-- Start --
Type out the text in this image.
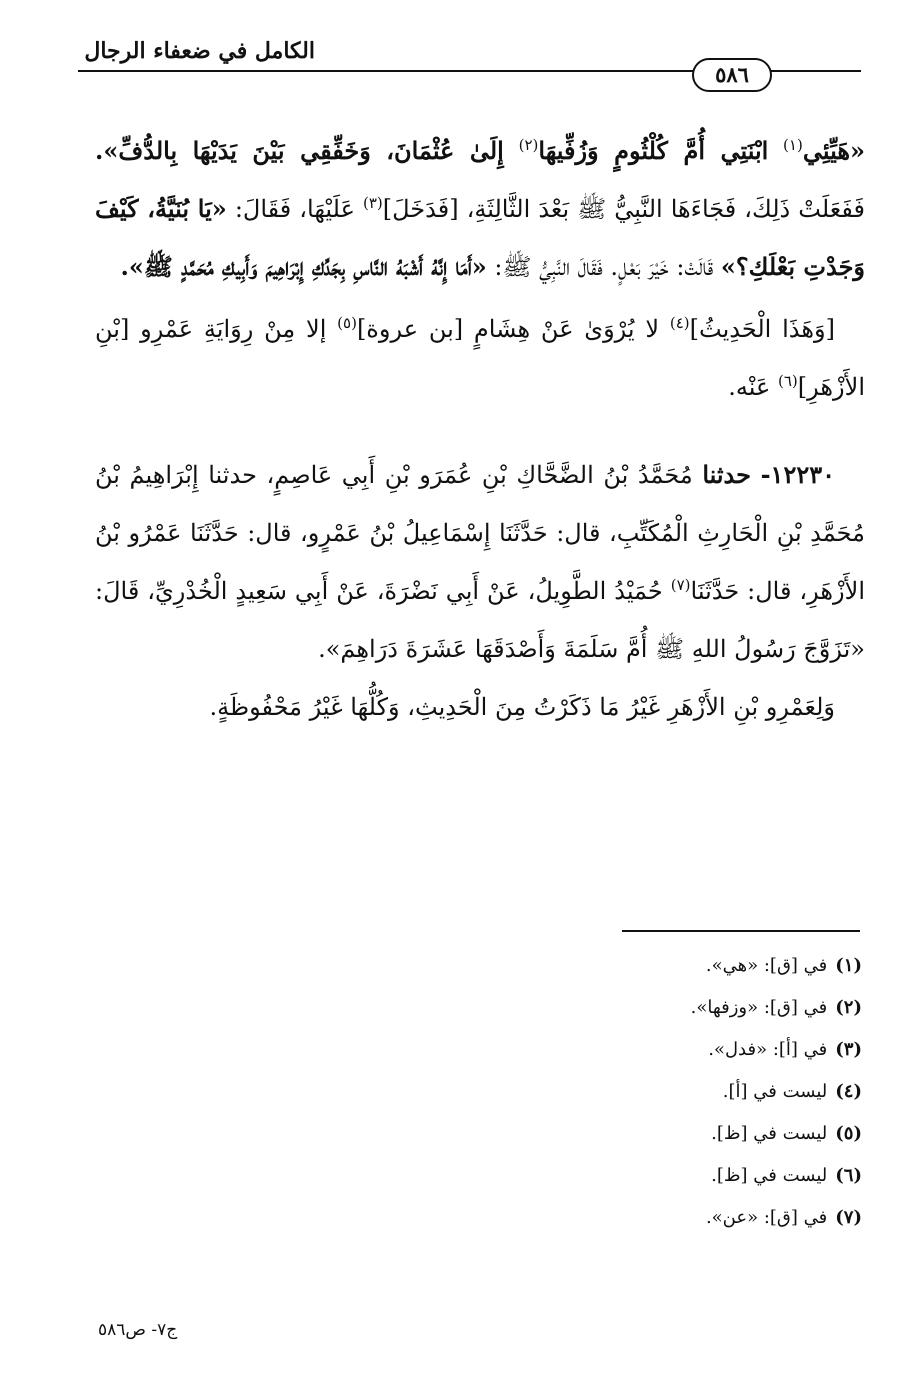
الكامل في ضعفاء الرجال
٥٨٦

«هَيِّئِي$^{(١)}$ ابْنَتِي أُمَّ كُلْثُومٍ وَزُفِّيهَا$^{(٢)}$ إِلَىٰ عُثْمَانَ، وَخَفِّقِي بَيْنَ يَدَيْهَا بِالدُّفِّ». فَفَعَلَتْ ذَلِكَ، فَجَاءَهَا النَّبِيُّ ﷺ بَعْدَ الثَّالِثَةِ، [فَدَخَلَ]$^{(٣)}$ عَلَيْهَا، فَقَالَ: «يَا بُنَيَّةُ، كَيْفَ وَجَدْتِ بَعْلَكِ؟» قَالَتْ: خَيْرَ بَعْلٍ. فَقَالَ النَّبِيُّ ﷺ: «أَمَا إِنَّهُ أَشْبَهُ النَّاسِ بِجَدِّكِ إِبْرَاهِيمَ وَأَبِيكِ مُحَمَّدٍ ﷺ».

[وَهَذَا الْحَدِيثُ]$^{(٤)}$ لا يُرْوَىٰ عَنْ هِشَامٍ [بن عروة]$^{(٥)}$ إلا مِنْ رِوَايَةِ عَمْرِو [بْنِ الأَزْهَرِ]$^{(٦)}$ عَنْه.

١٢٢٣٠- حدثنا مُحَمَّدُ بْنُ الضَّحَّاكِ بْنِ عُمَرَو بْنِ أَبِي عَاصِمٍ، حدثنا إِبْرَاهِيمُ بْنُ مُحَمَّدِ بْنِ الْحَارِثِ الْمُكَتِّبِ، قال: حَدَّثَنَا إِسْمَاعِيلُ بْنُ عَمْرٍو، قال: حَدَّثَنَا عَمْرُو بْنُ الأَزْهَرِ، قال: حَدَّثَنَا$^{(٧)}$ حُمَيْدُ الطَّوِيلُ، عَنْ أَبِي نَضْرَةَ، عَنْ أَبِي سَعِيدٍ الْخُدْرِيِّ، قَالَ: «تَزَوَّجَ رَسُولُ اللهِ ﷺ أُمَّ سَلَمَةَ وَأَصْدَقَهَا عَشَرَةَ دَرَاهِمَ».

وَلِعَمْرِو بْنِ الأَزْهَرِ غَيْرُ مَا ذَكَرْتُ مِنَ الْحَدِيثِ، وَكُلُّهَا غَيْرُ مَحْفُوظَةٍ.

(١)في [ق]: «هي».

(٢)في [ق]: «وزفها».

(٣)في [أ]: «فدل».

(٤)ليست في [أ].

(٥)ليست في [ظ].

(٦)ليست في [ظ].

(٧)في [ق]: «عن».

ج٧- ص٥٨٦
-- End --
**TASK INSTRUCTIONS**. Return all of the data exactly as written, and drop the pictures.

**COMPLETE ANSWER**.
Type out the text in this image.
الكامل في ضعفاء الرجال
٥٨٦

«هَيِّئِي$^{(١)}$ ابْنَتِي أُمَّ كُلْثُومٍ وَزُفِّيهَا$^{(٢)}$ إِلَىٰ عُثْمَانَ، وَخَفِّقِي بَيْنَ يَدَيْهَا بِالدُّفِّ». فَفَعَلَتْ ذَلِكَ، فَجَاءَهَا النَّبِيُّ ﷺ بَعْدَ الثَّالِثَةِ، [فَدَخَلَ]$^{(٣)}$ عَلَيْهَا، فَقَالَ: «يَا بُنَيَّةُ، كَيْفَ وَجَدْتِ بَعْلَكِ؟» قَالَتْ: خَيْرَ بَعْلٍ. فَقَالَ النَّبِيُّ ﷺ: «أَمَا إِنَّهُ أَشْبَهُ النَّاسِ بِجَدِّكِ إِبْرَاهِيمَ وَأَبِيكِ مُحَمَّدٍ ﷺ».

[وَهَذَا الْحَدِيثُ]$^{(٤)}$ لا يُرْوَىٰ عَنْ هِشَامٍ [بن عروة]$^{(٥)}$ إلا مِنْ رِوَايَةِ عَمْرِو [بْنِ الأَزْهَرِ]$^{(٦)}$ عَنْه.

١٢٢٣٠- حدثنا مُحَمَّدُ بْنُ الضَّحَّاكِ بْنِ عُمَرَو بْنِ أَبِي عَاصِمٍ، حدثنا إِبْرَاهِيمُ بْنُ مُحَمَّدِ بْنِ الْحَارِثِ الْمُكَتِّبِ، قال: حَدَّثَنَا إِسْمَاعِيلُ بْنُ عَمْرٍو، قال: حَدَّثَنَا عَمْرُو بْنُ الأَزْهَرِ، قال: حَدَّثَنَا$^{(٧)}$ حُمَيْدُ الطَّوِيلُ، عَنْ أَبِي نَضْرَةَ، عَنْ أَبِي سَعِيدٍ الْخُدْرِيِّ، قَالَ: «تَزَوَّجَ رَسُولُ اللهِ ﷺ أُمَّ سَلَمَةَ وَأَصْدَقَهَا عَشَرَةَ دَرَاهِمَ».

وَلِعَمْرِو بْنِ الأَزْهَرِ غَيْرُ مَا ذَكَرْتُ مِنَ الْحَدِيثِ، وَكُلُّهَا غَيْرُ مَحْفُوظَةٍ.

(١)في [ق]: «هي».

(٢)في [ق]: «وزفها».

(٣)في [أ]: «فدل».

(٤)ليست في [أ].

(٥)ليست في [ظ].

(٦)ليست في [ظ].

(٧)في [ق]: «عن».

ج٧- ص٥٨٦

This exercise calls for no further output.